Dataset excerpt
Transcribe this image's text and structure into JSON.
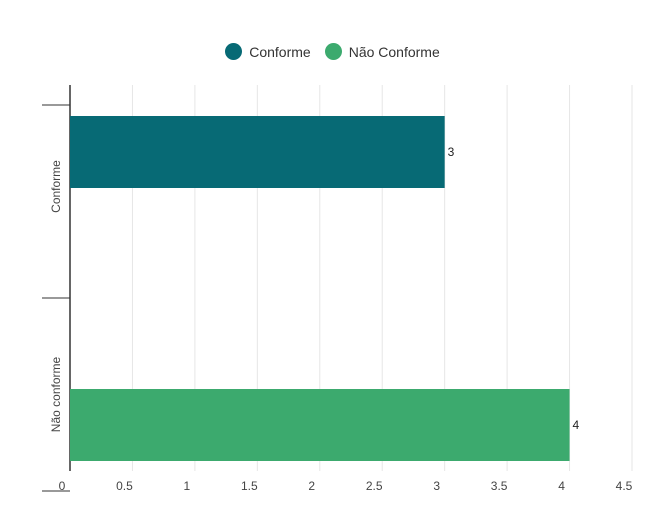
{
  "chart_data": {
    "type": "bar",
    "orientation": "horizontal",
    "categories": [
      "Conforme",
      "Não conforme"
    ],
    "series": [
      {
        "name": "Conforme",
        "color": "#076a75",
        "values": [
          3,
          null
        ]
      },
      {
        "name": "Não Conforme",
        "color": "#3caa6e",
        "values": [
          null,
          4
        ]
      }
    ],
    "xlim": [
      0,
      4.5
    ],
    "x_ticks": [
      "0",
      "0.5",
      "1",
      "1.5",
      "2",
      "2.5",
      "3",
      "3.5",
      "4",
      "4.5"
    ],
    "data_labels": [
      "3",
      "4"
    ],
    "legend_position": "top",
    "grid": true
  }
}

- Task -
Except for the pictures, print the data above exactly.

- Result of the exercise -
Transcribe this image's text and structure into JSON.
{
  "chart_data": {
    "type": "bar",
    "orientation": "horizontal",
    "categories": [
      "Conforme",
      "Não conforme"
    ],
    "series": [
      {
        "name": "Conforme",
        "color": "#076a75",
        "values": [
          3,
          null
        ]
      },
      {
        "name": "Não Conforme",
        "color": "#3caa6e",
        "values": [
          null,
          4
        ]
      }
    ],
    "xlim": [
      0,
      4.5
    ],
    "x_ticks": [
      "0",
      "0.5",
      "1",
      "1.5",
      "2",
      "2.5",
      "3",
      "3.5",
      "4",
      "4.5"
    ],
    "data_labels": [
      "3",
      "4"
    ],
    "legend_position": "top",
    "grid": true
  }
}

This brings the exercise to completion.